EXERCISE REQUIREMENTS> Write out the material below again, unchanged.

STORED DATA>
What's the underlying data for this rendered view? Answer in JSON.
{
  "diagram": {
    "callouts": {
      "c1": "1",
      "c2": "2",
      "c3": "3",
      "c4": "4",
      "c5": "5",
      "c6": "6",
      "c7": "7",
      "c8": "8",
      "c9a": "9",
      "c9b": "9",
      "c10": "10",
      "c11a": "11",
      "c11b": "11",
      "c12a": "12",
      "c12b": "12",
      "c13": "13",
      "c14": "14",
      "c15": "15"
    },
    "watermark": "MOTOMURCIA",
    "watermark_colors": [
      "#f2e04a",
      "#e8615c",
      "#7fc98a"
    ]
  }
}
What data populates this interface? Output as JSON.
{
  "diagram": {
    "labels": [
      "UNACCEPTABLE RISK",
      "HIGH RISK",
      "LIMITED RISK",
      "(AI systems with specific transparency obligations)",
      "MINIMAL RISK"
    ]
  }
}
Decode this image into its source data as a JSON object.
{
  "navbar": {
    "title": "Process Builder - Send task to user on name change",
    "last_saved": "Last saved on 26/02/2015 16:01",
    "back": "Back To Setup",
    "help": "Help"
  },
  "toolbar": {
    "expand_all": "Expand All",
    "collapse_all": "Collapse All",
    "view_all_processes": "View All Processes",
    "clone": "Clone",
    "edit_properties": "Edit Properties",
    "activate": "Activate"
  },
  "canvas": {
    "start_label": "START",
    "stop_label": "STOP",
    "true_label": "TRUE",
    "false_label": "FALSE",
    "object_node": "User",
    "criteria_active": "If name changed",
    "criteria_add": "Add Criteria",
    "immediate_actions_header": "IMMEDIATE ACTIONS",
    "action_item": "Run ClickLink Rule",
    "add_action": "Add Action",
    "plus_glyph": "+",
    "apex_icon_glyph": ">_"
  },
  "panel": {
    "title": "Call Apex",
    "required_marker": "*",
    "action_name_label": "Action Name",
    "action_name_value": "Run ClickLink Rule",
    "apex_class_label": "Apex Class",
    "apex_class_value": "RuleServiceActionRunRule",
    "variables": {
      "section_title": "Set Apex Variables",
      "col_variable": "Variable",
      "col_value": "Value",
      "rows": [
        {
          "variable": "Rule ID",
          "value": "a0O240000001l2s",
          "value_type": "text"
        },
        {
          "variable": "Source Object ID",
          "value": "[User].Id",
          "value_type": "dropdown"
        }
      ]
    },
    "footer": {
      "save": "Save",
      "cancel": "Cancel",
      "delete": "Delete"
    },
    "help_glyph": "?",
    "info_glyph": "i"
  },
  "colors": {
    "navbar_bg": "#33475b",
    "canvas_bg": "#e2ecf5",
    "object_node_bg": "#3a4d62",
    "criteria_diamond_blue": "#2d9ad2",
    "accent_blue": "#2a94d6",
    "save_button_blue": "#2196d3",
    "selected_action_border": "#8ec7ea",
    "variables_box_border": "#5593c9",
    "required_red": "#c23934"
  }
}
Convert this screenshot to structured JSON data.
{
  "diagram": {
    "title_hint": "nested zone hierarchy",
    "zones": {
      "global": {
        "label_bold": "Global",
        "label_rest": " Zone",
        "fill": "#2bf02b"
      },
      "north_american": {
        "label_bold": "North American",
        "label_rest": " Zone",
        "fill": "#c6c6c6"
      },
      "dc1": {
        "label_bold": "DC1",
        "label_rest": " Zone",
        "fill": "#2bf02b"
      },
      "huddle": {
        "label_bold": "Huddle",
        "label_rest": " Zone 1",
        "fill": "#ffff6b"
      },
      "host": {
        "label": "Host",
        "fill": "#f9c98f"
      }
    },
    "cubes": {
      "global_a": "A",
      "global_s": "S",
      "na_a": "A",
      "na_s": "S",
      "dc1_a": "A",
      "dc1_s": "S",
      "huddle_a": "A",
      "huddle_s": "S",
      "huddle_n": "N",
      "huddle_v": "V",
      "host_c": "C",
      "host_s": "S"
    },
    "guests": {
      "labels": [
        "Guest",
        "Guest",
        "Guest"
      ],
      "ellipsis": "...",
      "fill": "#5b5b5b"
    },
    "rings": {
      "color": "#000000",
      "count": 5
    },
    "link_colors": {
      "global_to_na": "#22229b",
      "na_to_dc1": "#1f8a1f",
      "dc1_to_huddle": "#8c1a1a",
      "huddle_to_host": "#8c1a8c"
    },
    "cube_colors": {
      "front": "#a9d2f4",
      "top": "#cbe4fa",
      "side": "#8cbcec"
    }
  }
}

RESPONSE TO THE TASK>
What's the underlying data for this rendered view? Answer in JSON.
{
  "diagram": {
    "callouts": {
      "c1": "1",
      "c2": "2",
      "c3": "3",
      "c4": "4",
      "c5": "5",
      "c6": "6",
      "c7": "7",
      "c8": "8",
      "c9a": "9",
      "c9b": "9",
      "c10": "10",
      "c11a": "11",
      "c11b": "11",
      "c12a": "12",
      "c12b": "12",
      "c13": "13",
      "c14": "14",
      "c15": "15"
    },
    "watermark": "MOTOMURCIA",
    "watermark_colors": [
      "#f2e04a",
      "#e8615c",
      "#7fc98a"
    ]
  }
}
What data populates this interface? Output as JSON.
{
  "diagram": {
    "labels": [
      "UNACCEPTABLE RISK",
      "HIGH RISK",
      "LIMITED RISK",
      "(AI systems with specific transparency obligations)",
      "MINIMAL RISK"
    ]
  }
}
Decode this image into its source data as a JSON object.
{
  "navbar": {
    "title": "Process Builder - Send task to user on name change",
    "last_saved": "Last saved on 26/02/2015 16:01",
    "back": "Back To Setup",
    "help": "Help"
  },
  "toolbar": {
    "expand_all": "Expand All",
    "collapse_all": "Collapse All",
    "view_all_processes": "View All Processes",
    "clone": "Clone",
    "edit_properties": "Edit Properties",
    "activate": "Activate"
  },
  "canvas": {
    "start_label": "START",
    "stop_label": "STOP",
    "true_label": "TRUE",
    "false_label": "FALSE",
    "object_node": "User",
    "criteria_active": "If name changed",
    "criteria_add": "Add Criteria",
    "immediate_actions_header": "IMMEDIATE ACTIONS",
    "action_item": "Run ClickLink Rule",
    "add_action": "Add Action",
    "plus_glyph": "+",
    "apex_icon_glyph": ">_"
  },
  "panel": {
    "title": "Call Apex",
    "required_marker": "*",
    "action_name_label": "Action Name",
    "action_name_value": "Run ClickLink Rule",
    "apex_class_label": "Apex Class",
    "apex_class_value": "RuleServiceActionRunRule",
    "variables": {
      "section_title": "Set Apex Variables",
      "col_variable": "Variable",
      "col_value": "Value",
      "rows": [
        {
          "variable": "Rule ID",
          "value": "a0O240000001l2s",
          "value_type": "text"
        },
        {
          "variable": "Source Object ID",
          "value": "[User].Id",
          "value_type": "dropdown"
        }
      ]
    },
    "footer": {
      "save": "Save",
      "cancel": "Cancel",
      "delete": "Delete"
    },
    "help_glyph": "?",
    "info_glyph": "i"
  },
  "colors": {
    "navbar_bg": "#33475b",
    "canvas_bg": "#e2ecf5",
    "object_node_bg": "#3a4d62",
    "criteria_diamond_blue": "#2d9ad2",
    "accent_blue": "#2a94d6",
    "save_button_blue": "#2196d3",
    "selected_action_border": "#8ec7ea",
    "variables_box_border": "#5593c9",
    "required_red": "#c23934"
  }
}
Convert this screenshot to structured JSON data.
{
  "diagram": {
    "title_hint": "nested zone hierarchy",
    "zones": {
      "global": {
        "label_bold": "Global",
        "label_rest": " Zone",
        "fill": "#2bf02b"
      },
      "north_american": {
        "label_bold": "North American",
        "label_rest": " Zone",
        "fill": "#c6c6c6"
      },
      "dc1": {
        "label_bold": "DC1",
        "label_rest": " Zone",
        "fill": "#2bf02b"
      },
      "huddle": {
        "label_bold": "Huddle",
        "label_rest": " Zone 1",
        "fill": "#ffff6b"
      },
      "host": {
        "label": "Host",
        "fill": "#f9c98f"
      }
    },
    "cubes": {
      "global_a": "A",
      "global_s": "S",
      "na_a": "A",
      "na_s": "S",
      "dc1_a": "A",
      "dc1_s": "S",
      "huddle_a": "A",
      "huddle_s": "S",
      "huddle_n": "N",
      "huddle_v": "V",
      "host_c": "C",
      "host_s": "S"
    },
    "guests": {
      "labels": [
        "Guest",
        "Guest",
        "Guest"
      ],
      "ellipsis": "...",
      "fill": "#5b5b5b"
    },
    "rings": {
      "color": "#000000",
      "count": 5
    },
    "link_colors": {
      "global_to_na": "#22229b",
      "na_to_dc1": "#1f8a1f",
      "dc1_to_huddle": "#8c1a1a",
      "huddle_to_host": "#8c1a8c"
    },
    "cube_colors": {
      "front": "#a9d2f4",
      "top": "#cbe4fa",
      "side": "#8cbcec"
    }
  }
}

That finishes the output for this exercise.